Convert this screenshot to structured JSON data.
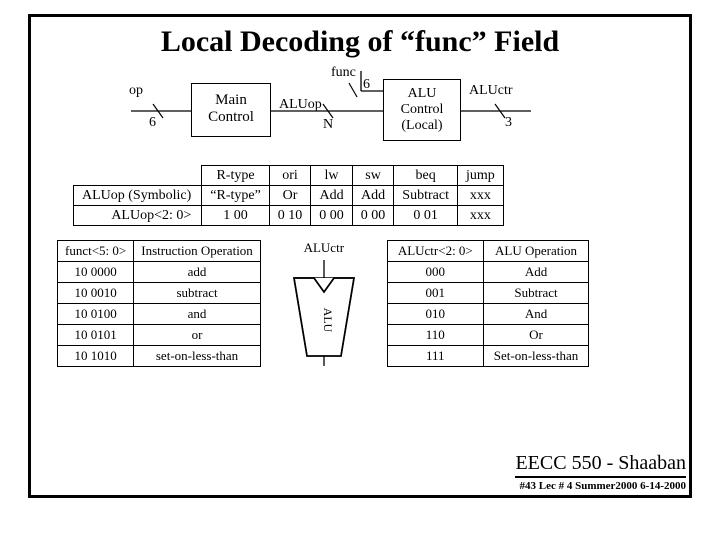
{
  "title": "Local Decoding of “func” Field",
  "diagram": {
    "op": "op",
    "op_w": "6",
    "main": "Main\nControl",
    "func": "func",
    "func_w": "6",
    "aluop": "ALUop",
    "aluop_w": "N",
    "alu_local": "ALU\nControl\n(Local)",
    "aluctr": "ALUctr",
    "aluctr_w": "3"
  },
  "t1": {
    "cols": [
      "R-type",
      "ori",
      "lw",
      "sw",
      "beq",
      "jump"
    ],
    "rows": [
      {
        "h": "ALUop (Symbolic)",
        "c": [
          "“R-type”",
          "Or",
          "Add",
          "Add",
          "Subtract",
          "xxx"
        ]
      },
      {
        "h": "ALUop<2: 0>",
        "c": [
          "1 00",
          "0 10",
          "0 00",
          "0 00",
          "0 01",
          "xxx"
        ]
      }
    ]
  },
  "t2": {
    "head": [
      "funct<5: 0>",
      "Instruction Operation"
    ],
    "rows": [
      [
        "10 0000",
        "add"
      ],
      [
        "10 0010",
        "subtract"
      ],
      [
        "10 0100",
        "and"
      ],
      [
        "10 0101",
        "or"
      ],
      [
        "10 1010",
        "set-on-less-than"
      ]
    ]
  },
  "alu_label": "ALUctr",
  "alu_inner": "ALU",
  "t3": {
    "head": [
      "ALUctr<2: 0>",
      "ALU Operation"
    ],
    "rows": [
      [
        "000",
        "Add"
      ],
      [
        "001",
        "Subtract"
      ],
      [
        "010",
        "And"
      ],
      [
        "110",
        "Or"
      ],
      [
        "111",
        "Set-on-less-than"
      ]
    ]
  },
  "footer": {
    "course": "EECC 550 - Shaaban",
    "meta": "#43  Lec # 4    Summer2000    6-14-2000"
  }
}
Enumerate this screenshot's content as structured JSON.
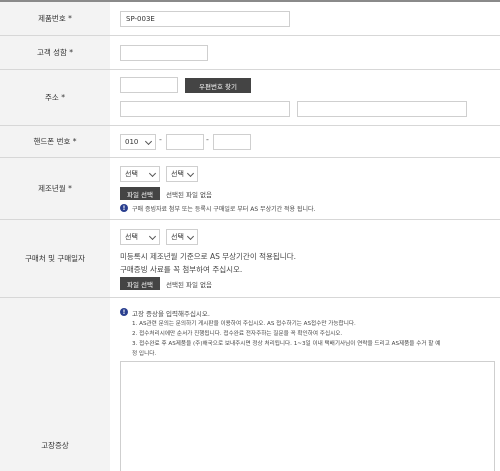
{
  "product": {
    "label": "제품번호 *",
    "value": "SP-003E"
  },
  "customer_name": {
    "label": "고객 성함 *",
    "value": ""
  },
  "address": {
    "label": "주소 *",
    "postcode_button": "우편번호 찾기"
  },
  "phone": {
    "label": "핸드폰 번호 *",
    "prefix": "010",
    "dash": "-"
  },
  "manufacture": {
    "label": "제조년월 *",
    "year_select": "선택",
    "month_select": "선택",
    "file_button": "파일 선택",
    "file_status": "선택된 파일 없음",
    "notice": "구매 증빙자료 첨부 또는 등록시 구매일로 부터 AS 무상기간 적용 됩니다."
  },
  "purchase": {
    "label": "구매처 및 구매일자",
    "year_select": "선택",
    "month_select": "선택",
    "line1": "미등록시 제조년월 기준으로 AS 무상기간이 적용됩니다.",
    "line2": "구매증빙 사료를 꼭 첨부하여 주십시오.",
    "file_button": "파일 선택",
    "file_status": "선택된 파일 없음"
  },
  "symptom": {
    "label": "고장증상",
    "notice_title": "고장 증상을 입력해주십시오.",
    "notes": [
      "1. AS관련 문의는 문의하기 게시판을 이용하여 주십시오. AS 접수하기는 AS접수만 가능합니다.",
      "2. 접수처리시에만 순서가 진행됩니다. 접수완료 전자주하는 질문을 꼭 확인하여 주십시오.",
      "3. 접수완료 후 AS제품을 (주)해국으로 보내주시면 정상 처리됩니다. 1~3일 이내 택배기사님이 연락을 드리고 AS제품을 수거 할 예",
      "정 입니다."
    ]
  }
}
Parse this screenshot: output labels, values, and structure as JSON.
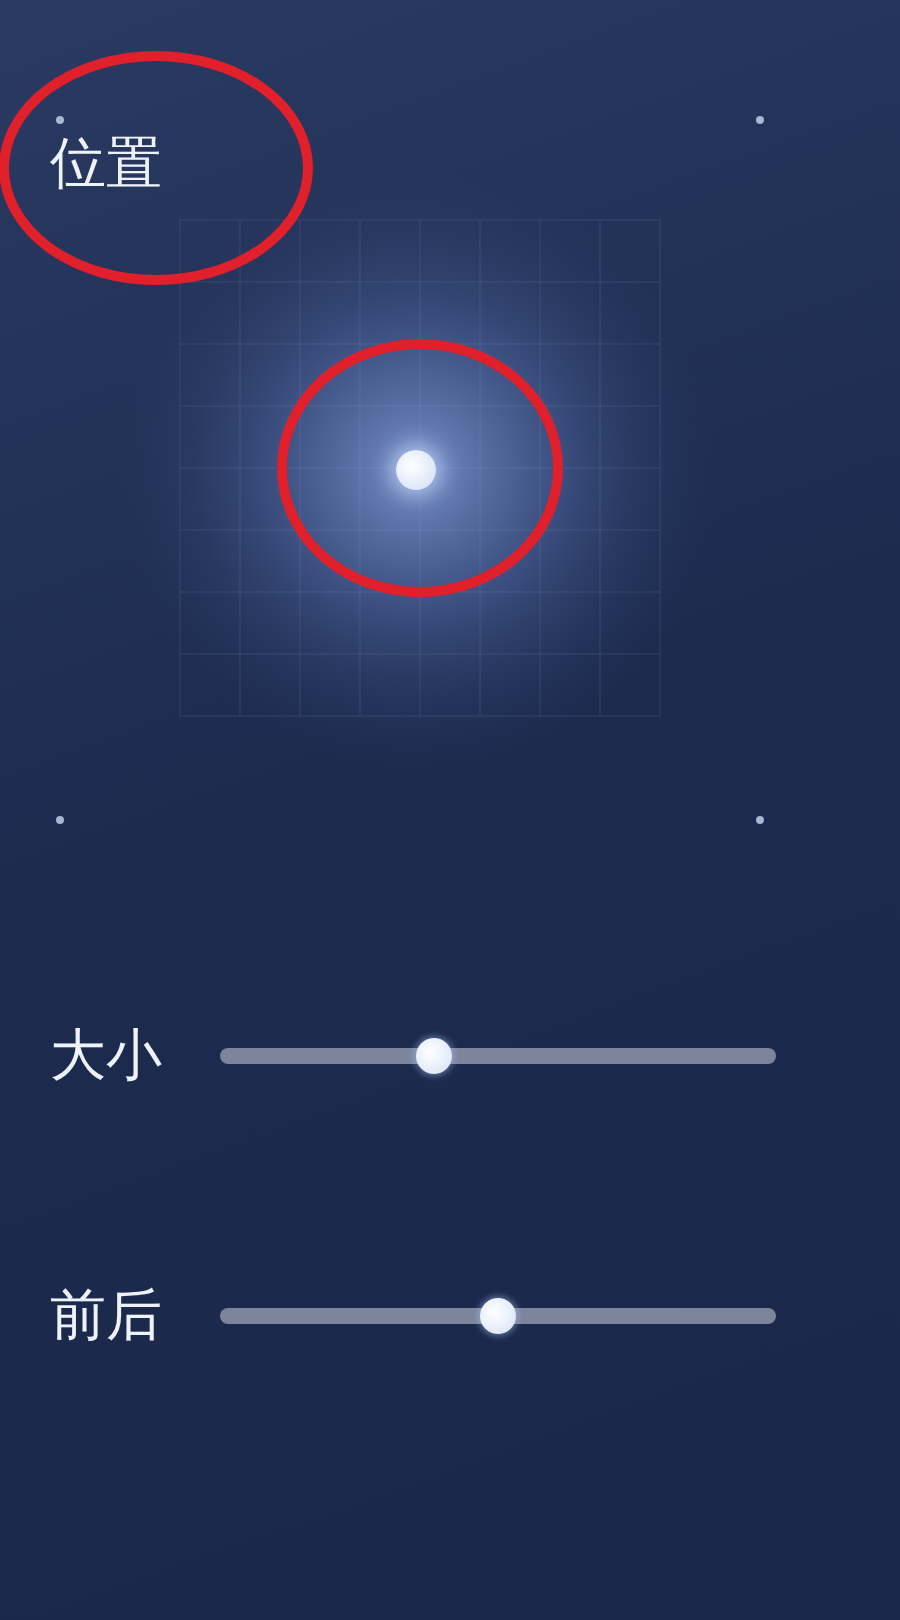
{
  "position": {
    "label": "位置"
  },
  "sliders": [
    {
      "label": "大小",
      "level": 0.385
    },
    {
      "label": "前后",
      "level": 0.5
    }
  ]
}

* _Exercise brief_
Copy the whole listing above word for word but do not carry over the pictures.

* _Result for this task_
Convert this screenshot to structured JSON data.
{
  "title": "Local Decoding of “func” Field",
  "diagram": {
    "op": "op",
    "op_w": "6",
    "main": "Main\nControl",
    "func": "func",
    "func_w": "6",
    "aluop": "ALUop",
    "aluop_w": "N",
    "alu_local": "ALU\nControl\n(Local)",
    "aluctr": "ALUctr",
    "aluctr_w": "3"
  },
  "t1": {
    "cols": [
      "R-type",
      "ori",
      "lw",
      "sw",
      "beq",
      "jump"
    ],
    "rows": [
      {
        "h": "ALUop (Symbolic)",
        "c": [
          "“R-type”",
          "Or",
          "Add",
          "Add",
          "Subtract",
          "xxx"
        ]
      },
      {
        "h": "ALUop<2: 0>",
        "c": [
          "1 00",
          "0 10",
          "0 00",
          "0 00",
          "0 01",
          "xxx"
        ]
      }
    ]
  },
  "t2": {
    "head": [
      "funct<5: 0>",
      "Instruction Operation"
    ],
    "rows": [
      [
        "10 0000",
        "add"
      ],
      [
        "10 0010",
        "subtract"
      ],
      [
        "10 0100",
        "and"
      ],
      [
        "10 0101",
        "or"
      ],
      [
        "10 1010",
        "set-on-less-than"
      ]
    ]
  },
  "alu_label": "ALUctr",
  "alu_inner": "ALU",
  "t3": {
    "head": [
      "ALUctr<2: 0>",
      "ALU Operation"
    ],
    "rows": [
      [
        "000",
        "Add"
      ],
      [
        "001",
        "Subtract"
      ],
      [
        "010",
        "And"
      ],
      [
        "110",
        "Or"
      ],
      [
        "111",
        "Set-on-less-than"
      ]
    ]
  },
  "footer": {
    "course": "EECC 550 - Shaaban",
    "meta": "#43  Lec # 4    Summer2000    6-14-2000"
  }
}
Enumerate this screenshot's content as structured JSON.
{
  "product": {
    "label": "제품번호 *",
    "value": "SP-003E"
  },
  "customer_name": {
    "label": "고객 성함 *",
    "value": ""
  },
  "address": {
    "label": "주소 *",
    "postcode_button": "우편번호 찾기"
  },
  "phone": {
    "label": "핸드폰 번호 *",
    "prefix": "010",
    "dash": "-"
  },
  "manufacture": {
    "label": "제조년월 *",
    "year_select": "선택",
    "month_select": "선택",
    "file_button": "파일 선택",
    "file_status": "선택된 파일 없음",
    "notice": "구매 증빙자료 첨부 또는 등록시 구매일로 부터 AS 무상기간 적용 됩니다."
  },
  "purchase": {
    "label": "구매처 및 구매일자",
    "year_select": "선택",
    "month_select": "선택",
    "line1": "미등록시 제조년월 기준으로 AS 무상기간이 적용됩니다.",
    "line2": "구매증빙 사료를 꼭 첨부하여 주십시오.",
    "file_button": "파일 선택",
    "file_status": "선택된 파일 없음"
  },
  "symptom": {
    "label": "고장증상",
    "notice_title": "고장 증상을 입력해주십시오.",
    "notes": [
      "1. AS관련 문의는 문의하기 게시판을 이용하여 주십시오. AS 접수하기는 AS접수만 가능합니다.",
      "2. 접수처리시에만 순서가 진행됩니다. 접수완료 전자주하는 질문을 꼭 확인하여 주십시오.",
      "3. 접수완료 후 AS제품을 (주)해국으로 보내주시면 정상 처리됩니다. 1~3일 이내 택배기사님이 연락을 드리고 AS제품을 수거 할 예",
      "정 입니다."
    ]
  }
}
Parse this screenshot: output labels, values, and structure as JSON.
{
  "position": {
    "label": "位置"
  },
  "sliders": [
    {
      "label": "大小",
      "level": 0.385
    },
    {
      "label": "前后",
      "level": 0.5
    }
  ]
}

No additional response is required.